• **Task objective**: Transcribe, word for word, the line containing "What does this" and each line following it through the end of the listing below. Omit all other lines.

• **Available records**:
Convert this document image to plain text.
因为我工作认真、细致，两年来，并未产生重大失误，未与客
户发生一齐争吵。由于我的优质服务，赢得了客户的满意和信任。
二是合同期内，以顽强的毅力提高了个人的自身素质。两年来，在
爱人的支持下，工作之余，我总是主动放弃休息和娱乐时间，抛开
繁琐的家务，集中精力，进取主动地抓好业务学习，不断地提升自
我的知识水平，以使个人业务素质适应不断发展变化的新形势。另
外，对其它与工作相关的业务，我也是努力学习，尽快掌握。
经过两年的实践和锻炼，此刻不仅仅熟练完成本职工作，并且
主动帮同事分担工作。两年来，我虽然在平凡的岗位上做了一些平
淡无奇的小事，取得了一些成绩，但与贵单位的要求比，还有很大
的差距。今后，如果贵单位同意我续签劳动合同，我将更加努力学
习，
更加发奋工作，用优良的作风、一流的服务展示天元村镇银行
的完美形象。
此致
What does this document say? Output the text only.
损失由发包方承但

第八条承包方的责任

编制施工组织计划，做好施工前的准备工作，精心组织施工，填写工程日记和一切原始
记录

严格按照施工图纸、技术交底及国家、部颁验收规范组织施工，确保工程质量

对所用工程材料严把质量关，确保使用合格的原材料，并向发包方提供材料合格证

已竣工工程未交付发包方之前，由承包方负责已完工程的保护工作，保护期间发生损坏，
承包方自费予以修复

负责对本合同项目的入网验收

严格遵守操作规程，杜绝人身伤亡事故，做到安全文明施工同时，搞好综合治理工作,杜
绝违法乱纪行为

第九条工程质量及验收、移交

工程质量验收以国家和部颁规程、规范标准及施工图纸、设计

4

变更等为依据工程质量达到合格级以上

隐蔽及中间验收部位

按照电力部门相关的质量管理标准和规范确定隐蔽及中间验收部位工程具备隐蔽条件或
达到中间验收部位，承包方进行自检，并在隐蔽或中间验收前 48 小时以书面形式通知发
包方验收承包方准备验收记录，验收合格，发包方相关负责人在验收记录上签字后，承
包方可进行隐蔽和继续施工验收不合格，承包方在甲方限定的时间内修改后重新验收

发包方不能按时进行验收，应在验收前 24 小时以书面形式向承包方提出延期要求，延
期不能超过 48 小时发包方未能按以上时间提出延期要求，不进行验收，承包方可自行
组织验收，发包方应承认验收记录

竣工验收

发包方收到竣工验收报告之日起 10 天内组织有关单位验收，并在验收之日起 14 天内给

• **Exercise answer**:
What does this document say? Output the text only.
损失由发包方承但

第八条承包方的责任

编制施工组织计划，做好施工前的准备工作，精心组织施工，填写工程日记和一切原始
记录

严格按照施工图纸、技术交底及国家、部颁验收规范组织施工，确保工程质量

对所用工程材料严把质量关，确保使用合格的原材料，并向发包方提供材料合格证

已竣工工程未交付发包方之前，由承包方负责已完工程的保护工作，保护期间发生损坏，
承包方自费予以修复

负责对本合同项目的入网验收

严格遵守操作规程，杜绝人身伤亡事故，做到安全文明施工同时，搞好综合治理工作,杜
绝违法乱纪行为

第九条工程质量及验收、移交

工程质量验收以国家和部颁规程、规范标准及施工图纸、设计

4

变更等为依据工程质量达到合格级以上

隐蔽及中间验收部位

按照电力部门相关的质量管理标准和规范确定隐蔽及中间验收部位工程具备隐蔽条件或
达到中间验收部位，承包方进行自检，并在隐蔽或中间验收前 48 小时以书面形式通知发
包方验收承包方准备验收记录，验收合格，发包方相关负责人在验收记录上签字后，承
包方可进行隐蔽和继续施工验收不合格，承包方在甲方限定的时间内修改后重新验收

发包方不能按时进行验收，应在验收前 24 小时以书面形式向承包方提出延期要求，延
期不能超过 48 小时发包方未能按以上时间提出延期要求，不进行验收，承包方可自行
组织验收，发包方应承认验收记录

竣工验收

发包方收到竣工验收报告之日起 10 天内组织有关单位验收，并在验收之日起 14 天内给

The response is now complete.